> _Instruction_
Each line of the listing that contains the word "Power" is to be copied.

Records
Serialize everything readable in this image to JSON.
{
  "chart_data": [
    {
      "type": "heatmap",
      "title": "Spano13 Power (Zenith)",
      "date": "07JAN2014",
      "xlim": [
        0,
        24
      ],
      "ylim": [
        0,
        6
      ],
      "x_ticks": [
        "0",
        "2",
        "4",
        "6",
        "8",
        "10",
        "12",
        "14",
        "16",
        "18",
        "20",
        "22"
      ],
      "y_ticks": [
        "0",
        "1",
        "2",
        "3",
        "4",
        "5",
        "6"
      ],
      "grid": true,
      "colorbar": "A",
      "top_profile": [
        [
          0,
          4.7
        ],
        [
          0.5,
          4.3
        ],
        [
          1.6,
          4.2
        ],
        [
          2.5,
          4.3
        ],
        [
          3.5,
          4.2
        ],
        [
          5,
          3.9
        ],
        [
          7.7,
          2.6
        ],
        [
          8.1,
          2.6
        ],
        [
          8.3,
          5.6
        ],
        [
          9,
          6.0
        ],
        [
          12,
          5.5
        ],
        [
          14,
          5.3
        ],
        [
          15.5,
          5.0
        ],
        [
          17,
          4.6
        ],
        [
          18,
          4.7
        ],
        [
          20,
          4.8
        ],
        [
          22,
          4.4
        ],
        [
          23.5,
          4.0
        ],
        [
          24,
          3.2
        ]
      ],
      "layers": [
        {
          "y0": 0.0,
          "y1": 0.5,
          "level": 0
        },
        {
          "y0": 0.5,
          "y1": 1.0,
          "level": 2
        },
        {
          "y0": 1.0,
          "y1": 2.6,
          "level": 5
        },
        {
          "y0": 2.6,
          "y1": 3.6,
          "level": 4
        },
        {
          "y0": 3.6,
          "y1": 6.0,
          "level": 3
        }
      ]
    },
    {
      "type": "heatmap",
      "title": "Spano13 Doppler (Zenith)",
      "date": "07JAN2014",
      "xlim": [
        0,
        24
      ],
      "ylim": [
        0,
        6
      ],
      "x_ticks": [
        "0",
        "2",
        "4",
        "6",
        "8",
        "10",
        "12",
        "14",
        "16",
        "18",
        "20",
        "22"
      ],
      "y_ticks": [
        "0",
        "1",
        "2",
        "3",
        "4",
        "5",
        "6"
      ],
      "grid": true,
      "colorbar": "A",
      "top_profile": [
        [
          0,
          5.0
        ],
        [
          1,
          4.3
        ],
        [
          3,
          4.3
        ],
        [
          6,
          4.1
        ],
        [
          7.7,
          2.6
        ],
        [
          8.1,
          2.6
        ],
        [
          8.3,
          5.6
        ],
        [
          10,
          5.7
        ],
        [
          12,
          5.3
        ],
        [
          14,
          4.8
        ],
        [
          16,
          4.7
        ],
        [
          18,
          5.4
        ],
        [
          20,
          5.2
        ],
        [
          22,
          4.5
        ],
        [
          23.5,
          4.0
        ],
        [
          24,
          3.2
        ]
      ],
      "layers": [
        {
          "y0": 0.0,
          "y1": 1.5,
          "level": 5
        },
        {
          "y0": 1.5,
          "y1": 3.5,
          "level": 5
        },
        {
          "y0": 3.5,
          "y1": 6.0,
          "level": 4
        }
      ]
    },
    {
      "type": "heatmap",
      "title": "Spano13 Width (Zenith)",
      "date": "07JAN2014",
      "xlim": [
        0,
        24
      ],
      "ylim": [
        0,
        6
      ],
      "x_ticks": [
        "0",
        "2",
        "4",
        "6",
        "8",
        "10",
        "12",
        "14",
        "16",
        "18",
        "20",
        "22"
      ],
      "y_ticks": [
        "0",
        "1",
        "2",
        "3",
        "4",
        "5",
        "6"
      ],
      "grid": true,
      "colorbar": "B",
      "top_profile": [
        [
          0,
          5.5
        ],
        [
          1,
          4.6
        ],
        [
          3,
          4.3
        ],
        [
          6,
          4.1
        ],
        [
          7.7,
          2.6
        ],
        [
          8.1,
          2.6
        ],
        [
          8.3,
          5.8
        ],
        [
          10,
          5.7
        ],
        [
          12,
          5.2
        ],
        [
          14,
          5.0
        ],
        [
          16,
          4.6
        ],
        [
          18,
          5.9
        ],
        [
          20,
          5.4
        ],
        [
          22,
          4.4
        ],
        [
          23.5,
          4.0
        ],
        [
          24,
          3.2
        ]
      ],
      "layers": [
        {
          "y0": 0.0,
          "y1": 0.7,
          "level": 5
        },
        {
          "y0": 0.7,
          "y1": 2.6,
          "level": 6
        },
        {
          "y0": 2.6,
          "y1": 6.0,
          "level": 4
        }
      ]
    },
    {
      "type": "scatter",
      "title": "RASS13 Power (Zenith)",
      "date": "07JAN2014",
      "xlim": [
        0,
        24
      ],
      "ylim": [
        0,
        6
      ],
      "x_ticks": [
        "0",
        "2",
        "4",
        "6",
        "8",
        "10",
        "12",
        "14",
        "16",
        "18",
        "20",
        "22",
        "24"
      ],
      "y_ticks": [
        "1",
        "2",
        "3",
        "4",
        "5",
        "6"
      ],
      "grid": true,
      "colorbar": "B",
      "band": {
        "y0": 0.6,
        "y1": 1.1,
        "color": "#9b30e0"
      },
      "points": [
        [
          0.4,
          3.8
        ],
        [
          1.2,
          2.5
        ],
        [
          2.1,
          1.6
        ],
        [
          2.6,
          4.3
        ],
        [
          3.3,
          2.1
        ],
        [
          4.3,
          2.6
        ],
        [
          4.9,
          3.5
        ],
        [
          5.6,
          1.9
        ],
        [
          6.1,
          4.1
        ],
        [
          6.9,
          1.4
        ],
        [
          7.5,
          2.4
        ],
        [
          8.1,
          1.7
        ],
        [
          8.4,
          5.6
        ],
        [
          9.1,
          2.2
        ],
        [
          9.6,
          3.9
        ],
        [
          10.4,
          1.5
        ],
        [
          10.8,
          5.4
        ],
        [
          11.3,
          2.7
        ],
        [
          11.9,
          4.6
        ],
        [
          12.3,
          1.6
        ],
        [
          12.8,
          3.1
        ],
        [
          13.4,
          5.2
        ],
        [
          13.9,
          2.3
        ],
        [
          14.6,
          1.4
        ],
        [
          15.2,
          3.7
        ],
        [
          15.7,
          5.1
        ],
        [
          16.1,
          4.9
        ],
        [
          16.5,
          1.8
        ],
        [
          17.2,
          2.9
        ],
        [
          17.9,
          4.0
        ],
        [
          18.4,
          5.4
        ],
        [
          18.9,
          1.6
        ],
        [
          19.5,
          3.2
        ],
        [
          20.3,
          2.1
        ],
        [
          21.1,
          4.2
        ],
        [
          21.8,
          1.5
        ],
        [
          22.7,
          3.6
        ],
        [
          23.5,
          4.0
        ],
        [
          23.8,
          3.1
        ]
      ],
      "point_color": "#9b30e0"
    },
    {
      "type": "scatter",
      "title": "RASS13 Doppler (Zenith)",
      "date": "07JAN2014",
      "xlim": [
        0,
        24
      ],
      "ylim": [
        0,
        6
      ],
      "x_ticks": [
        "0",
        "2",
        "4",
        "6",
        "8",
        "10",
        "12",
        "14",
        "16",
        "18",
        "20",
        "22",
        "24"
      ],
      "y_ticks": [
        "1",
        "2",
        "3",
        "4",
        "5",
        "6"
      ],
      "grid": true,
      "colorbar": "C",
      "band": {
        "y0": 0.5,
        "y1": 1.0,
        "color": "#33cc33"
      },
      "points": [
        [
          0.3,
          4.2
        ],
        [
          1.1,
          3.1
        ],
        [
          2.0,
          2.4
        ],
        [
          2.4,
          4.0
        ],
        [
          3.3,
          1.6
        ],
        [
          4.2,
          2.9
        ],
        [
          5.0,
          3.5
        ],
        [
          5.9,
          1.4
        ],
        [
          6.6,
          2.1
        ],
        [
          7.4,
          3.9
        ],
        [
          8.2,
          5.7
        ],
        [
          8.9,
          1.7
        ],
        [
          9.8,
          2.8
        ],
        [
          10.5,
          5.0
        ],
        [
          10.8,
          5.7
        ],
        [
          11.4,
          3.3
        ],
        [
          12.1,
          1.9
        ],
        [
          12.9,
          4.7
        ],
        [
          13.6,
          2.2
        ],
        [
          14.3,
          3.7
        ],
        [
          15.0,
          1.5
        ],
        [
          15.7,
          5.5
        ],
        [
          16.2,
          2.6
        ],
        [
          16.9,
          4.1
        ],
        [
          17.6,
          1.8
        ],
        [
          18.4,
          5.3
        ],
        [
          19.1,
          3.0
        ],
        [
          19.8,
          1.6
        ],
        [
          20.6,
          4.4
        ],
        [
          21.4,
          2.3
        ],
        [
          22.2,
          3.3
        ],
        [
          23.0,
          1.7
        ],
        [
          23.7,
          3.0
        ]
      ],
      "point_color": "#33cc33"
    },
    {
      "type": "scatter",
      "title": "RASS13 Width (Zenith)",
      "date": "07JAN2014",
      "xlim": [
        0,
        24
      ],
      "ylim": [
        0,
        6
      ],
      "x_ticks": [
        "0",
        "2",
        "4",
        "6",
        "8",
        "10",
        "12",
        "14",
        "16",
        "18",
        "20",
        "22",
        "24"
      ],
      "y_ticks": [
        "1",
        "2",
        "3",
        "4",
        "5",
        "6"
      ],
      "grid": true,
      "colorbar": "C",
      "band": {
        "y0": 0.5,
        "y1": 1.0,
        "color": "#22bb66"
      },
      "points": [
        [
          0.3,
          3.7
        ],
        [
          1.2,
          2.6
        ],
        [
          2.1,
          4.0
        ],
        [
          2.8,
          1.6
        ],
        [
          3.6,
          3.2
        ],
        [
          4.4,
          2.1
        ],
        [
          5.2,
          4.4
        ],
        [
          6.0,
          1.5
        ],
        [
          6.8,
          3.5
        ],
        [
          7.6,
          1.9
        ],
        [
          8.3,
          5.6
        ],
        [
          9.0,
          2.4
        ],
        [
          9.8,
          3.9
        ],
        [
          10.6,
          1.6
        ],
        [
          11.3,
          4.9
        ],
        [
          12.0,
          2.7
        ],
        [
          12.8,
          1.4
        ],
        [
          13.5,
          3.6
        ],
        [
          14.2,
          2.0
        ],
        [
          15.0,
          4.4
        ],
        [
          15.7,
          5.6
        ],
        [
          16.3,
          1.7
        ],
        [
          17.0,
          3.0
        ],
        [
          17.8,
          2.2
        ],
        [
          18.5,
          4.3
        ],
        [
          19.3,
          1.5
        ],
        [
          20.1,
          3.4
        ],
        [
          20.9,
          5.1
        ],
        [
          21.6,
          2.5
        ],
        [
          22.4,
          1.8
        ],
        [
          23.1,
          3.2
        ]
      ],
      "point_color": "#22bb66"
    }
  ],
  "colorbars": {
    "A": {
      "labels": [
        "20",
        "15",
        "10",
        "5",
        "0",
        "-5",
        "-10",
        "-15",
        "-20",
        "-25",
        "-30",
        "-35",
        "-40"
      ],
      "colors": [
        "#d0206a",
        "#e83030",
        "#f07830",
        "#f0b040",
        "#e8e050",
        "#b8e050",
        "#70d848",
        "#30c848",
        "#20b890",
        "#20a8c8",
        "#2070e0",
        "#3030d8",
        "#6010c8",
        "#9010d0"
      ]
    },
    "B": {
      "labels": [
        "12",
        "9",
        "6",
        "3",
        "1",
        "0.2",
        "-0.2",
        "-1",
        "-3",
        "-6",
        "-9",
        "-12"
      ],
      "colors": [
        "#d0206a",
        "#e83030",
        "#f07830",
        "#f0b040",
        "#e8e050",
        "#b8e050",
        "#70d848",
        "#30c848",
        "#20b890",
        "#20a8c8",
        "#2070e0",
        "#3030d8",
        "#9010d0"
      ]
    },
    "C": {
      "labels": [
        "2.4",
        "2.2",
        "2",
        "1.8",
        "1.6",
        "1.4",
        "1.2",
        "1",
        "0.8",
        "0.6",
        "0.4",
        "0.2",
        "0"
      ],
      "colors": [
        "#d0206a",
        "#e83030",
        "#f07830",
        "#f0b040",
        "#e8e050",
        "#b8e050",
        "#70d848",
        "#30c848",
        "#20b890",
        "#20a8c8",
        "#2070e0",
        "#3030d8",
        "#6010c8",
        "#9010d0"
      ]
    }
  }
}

> _The solution_
      "title": "Spano13 Power (Zenith)",
      "title": "RASS13 Power (Zenith)",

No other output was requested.